------ Provided information ------
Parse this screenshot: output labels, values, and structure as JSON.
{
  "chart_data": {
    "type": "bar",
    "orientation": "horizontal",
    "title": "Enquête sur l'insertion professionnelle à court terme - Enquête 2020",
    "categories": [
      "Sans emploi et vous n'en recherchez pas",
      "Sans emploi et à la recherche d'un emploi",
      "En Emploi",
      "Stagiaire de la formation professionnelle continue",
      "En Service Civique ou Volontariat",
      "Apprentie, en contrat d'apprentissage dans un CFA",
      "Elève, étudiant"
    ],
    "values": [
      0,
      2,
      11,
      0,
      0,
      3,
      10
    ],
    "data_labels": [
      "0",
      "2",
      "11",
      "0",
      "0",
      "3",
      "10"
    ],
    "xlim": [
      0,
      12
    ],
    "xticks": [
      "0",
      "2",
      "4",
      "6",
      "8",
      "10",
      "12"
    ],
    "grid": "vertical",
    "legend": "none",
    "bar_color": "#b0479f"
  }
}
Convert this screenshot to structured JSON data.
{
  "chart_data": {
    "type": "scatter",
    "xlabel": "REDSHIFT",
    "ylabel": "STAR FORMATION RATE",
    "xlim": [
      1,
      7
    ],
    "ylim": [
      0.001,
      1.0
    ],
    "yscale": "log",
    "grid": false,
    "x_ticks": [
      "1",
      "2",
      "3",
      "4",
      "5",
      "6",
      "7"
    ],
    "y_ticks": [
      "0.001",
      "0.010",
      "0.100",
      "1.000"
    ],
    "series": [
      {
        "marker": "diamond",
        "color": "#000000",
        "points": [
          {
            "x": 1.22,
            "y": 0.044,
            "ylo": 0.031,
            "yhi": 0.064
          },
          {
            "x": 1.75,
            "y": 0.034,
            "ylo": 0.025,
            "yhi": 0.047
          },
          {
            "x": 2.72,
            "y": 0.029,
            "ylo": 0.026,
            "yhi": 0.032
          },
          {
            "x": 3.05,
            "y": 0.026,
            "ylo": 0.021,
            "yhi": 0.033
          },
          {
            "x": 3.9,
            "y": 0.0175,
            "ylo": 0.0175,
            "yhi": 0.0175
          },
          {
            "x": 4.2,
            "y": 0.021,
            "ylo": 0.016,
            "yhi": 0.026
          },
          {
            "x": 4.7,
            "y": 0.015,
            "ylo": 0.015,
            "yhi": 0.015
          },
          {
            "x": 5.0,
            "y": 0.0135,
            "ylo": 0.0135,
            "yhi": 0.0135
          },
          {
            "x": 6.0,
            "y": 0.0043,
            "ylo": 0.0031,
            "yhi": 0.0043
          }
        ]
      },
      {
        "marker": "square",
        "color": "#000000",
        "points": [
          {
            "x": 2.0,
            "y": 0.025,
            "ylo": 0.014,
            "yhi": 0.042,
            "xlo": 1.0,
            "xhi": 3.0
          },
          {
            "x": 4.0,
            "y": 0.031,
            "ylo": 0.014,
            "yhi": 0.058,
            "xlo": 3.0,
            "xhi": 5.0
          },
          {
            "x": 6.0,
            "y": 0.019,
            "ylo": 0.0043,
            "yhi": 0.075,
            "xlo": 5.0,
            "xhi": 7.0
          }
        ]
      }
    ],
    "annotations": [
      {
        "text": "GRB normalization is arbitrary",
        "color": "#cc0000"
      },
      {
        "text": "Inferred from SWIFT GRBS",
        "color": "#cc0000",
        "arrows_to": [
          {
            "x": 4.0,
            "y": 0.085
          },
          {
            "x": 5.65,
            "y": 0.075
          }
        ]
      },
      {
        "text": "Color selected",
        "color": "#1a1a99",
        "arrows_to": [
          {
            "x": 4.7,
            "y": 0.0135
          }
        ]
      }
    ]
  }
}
------
_Exercise directions_
Reproduce every line from the entries that holds the word "screenshot".

_Solution to the exercise_
Parse this screenshot: output labels, values, and structure as JSON.
Convert this screenshot to structured JSON data.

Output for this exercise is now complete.